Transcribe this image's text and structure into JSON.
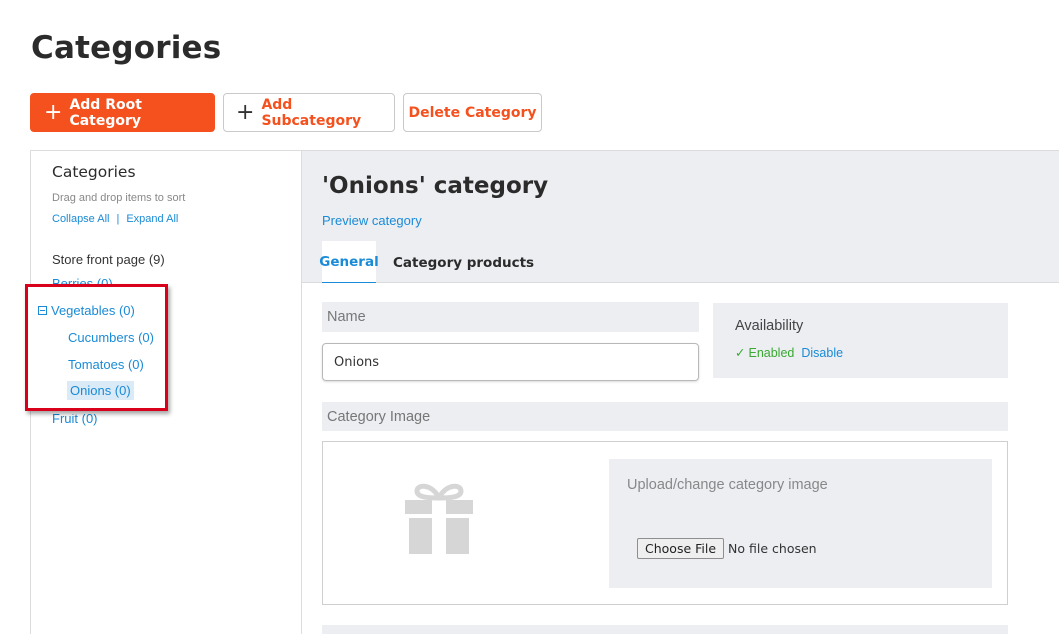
{
  "page": {
    "title": "Categories"
  },
  "toolbar": {
    "add_root_label": "Add Root Category",
    "add_sub_label": "Add Subcategory",
    "delete_label": "Delete Category"
  },
  "tree_panel": {
    "title": "Categories",
    "hint": "Drag and drop items to sort",
    "collapse_all": "Collapse All",
    "separator": "|",
    "expand_all": "Expand All",
    "root": "Store front page (9)",
    "items": [
      {
        "label": "Berries (0)",
        "level": 0
      },
      {
        "label": "Vegetables (0)",
        "level": 0,
        "expanded": true
      },
      {
        "label": "Cucumbers (0)",
        "level": 1
      },
      {
        "label": "Tomatoes (0)",
        "level": 1
      },
      {
        "label": "Onions (0)",
        "level": 1,
        "selected": true
      },
      {
        "label": "Fruit (0)",
        "level": 0
      }
    ]
  },
  "editor": {
    "title": "'Onions' category",
    "preview_link": "Preview category",
    "tabs": [
      {
        "label": "General",
        "active": true
      },
      {
        "label": "Category products",
        "active": false
      }
    ],
    "name_label": "Name",
    "name_value": "Onions",
    "availability_label": "Availability",
    "enabled_label": "Enabled",
    "disable_link": "Disable",
    "image_label": "Category Image",
    "upload_label": "Upload/change category image",
    "choose_file_label": "Choose File",
    "no_file_label": "No file chosen"
  },
  "colors": {
    "accent": "#f4511e",
    "link": "#1a8bd6",
    "success": "#3aa832",
    "highlight_box": "#d8001b",
    "panel_bg": "#eceef2"
  },
  "icons": [
    "plus-icon",
    "minus-box-icon",
    "check-icon",
    "gift-icon"
  ]
}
• • • •
Written problem =
Return the listing above in full and without alteration, excluding its pictures.

Correct output =
Transcribe this image's text and structure into JSON.
{
  "page": {
    "title": "Categories"
  },
  "toolbar": {
    "add_root_label": "Add Root Category",
    "add_sub_label": "Add Subcategory",
    "delete_label": "Delete Category"
  },
  "tree_panel": {
    "title": "Categories",
    "hint": "Drag and drop items to sort",
    "collapse_all": "Collapse All",
    "separator": "|",
    "expand_all": "Expand All",
    "root": "Store front page (9)",
    "items": [
      {
        "label": "Berries (0)",
        "level": 0
      },
      {
        "label": "Vegetables (0)",
        "level": 0,
        "expanded": true
      },
      {
        "label": "Cucumbers (0)",
        "level": 1
      },
      {
        "label": "Tomatoes (0)",
        "level": 1
      },
      {
        "label": "Onions (0)",
        "level": 1,
        "selected": true
      },
      {
        "label": "Fruit (0)",
        "level": 0
      }
    ]
  },
  "editor": {
    "title": "'Onions' category",
    "preview_link": "Preview category",
    "tabs": [
      {
        "label": "General",
        "active": true
      },
      {
        "label": "Category products",
        "active": false
      }
    ],
    "name_label": "Name",
    "name_value": "Onions",
    "availability_label": "Availability",
    "enabled_label": "Enabled",
    "disable_link": "Disable",
    "image_label": "Category Image",
    "upload_label": "Upload/change category image",
    "choose_file_label": "Choose File",
    "no_file_label": "No file chosen"
  },
  "colors": {
    "accent": "#f4511e",
    "link": "#1a8bd6",
    "success": "#3aa832",
    "highlight_box": "#d8001b",
    "panel_bg": "#eceef2"
  },
  "icons": [
    "plus-icon",
    "minus-box-icon",
    "check-icon",
    "gift-icon"
  ]
}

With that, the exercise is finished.